▶ **Directions**
Write out the full set of records exactly. Any pictures in them do not belong in the copy.

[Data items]

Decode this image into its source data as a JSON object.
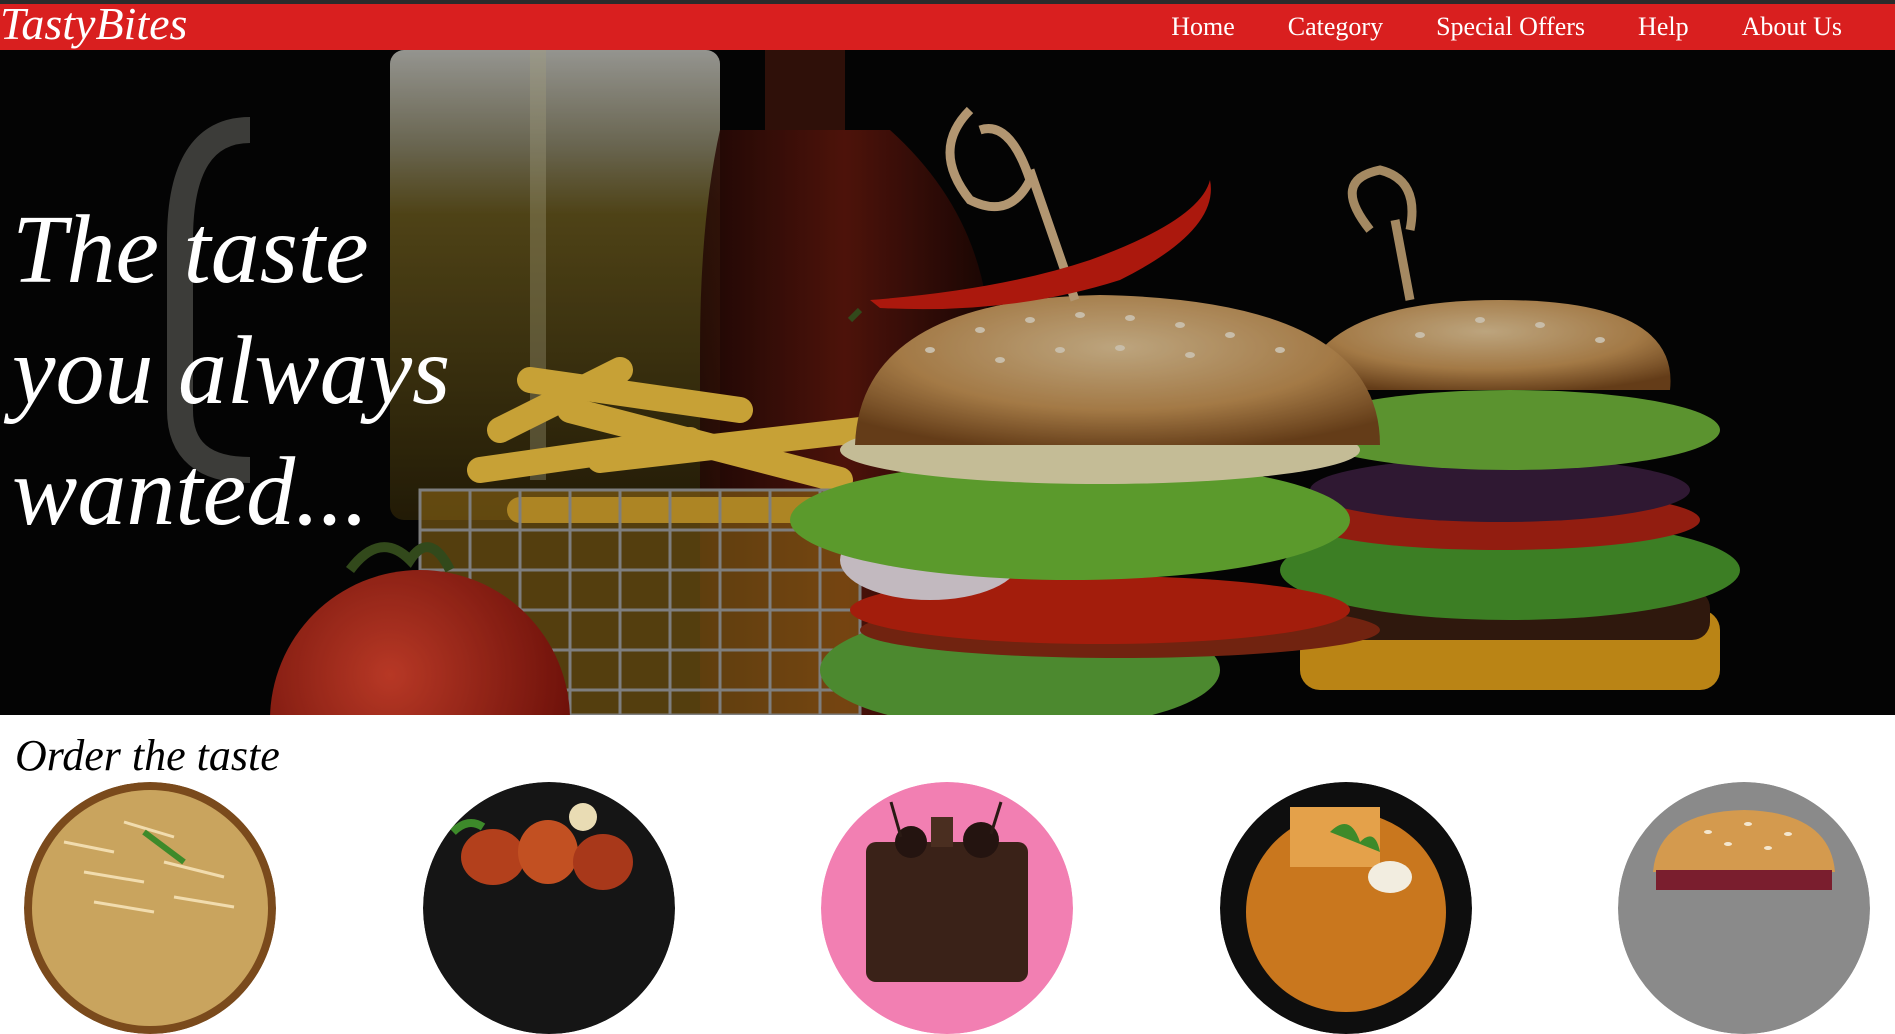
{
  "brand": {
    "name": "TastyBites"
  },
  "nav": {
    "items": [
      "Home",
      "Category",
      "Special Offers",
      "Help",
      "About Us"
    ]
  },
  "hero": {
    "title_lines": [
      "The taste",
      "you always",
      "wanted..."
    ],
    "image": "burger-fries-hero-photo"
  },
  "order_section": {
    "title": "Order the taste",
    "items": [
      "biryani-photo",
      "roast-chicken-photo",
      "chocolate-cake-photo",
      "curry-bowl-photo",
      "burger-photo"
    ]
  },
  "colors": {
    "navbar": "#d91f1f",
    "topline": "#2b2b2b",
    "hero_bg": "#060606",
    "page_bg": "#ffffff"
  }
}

▶ **Solution to this task**
Decode this image into its source data as a JSON object.
{
  "brand": {
    "name": "TastyBites"
  },
  "nav": {
    "items": [
      "Home",
      "Category",
      "Special Offers",
      "Help",
      "About Us"
    ]
  },
  "hero": {
    "title_lines": [
      "The taste",
      "you always",
      "wanted..."
    ],
    "image": "burger-fries-hero-photo"
  },
  "order_section": {
    "title": "Order the taste",
    "items": [
      "biryani-photo",
      "roast-chicken-photo",
      "chocolate-cake-photo",
      "curry-bowl-photo",
      "burger-photo"
    ]
  },
  "colors": {
    "navbar": "#d91f1f",
    "topline": "#2b2b2b",
    "hero_bg": "#060606",
    "page_bg": "#ffffff"
  }
}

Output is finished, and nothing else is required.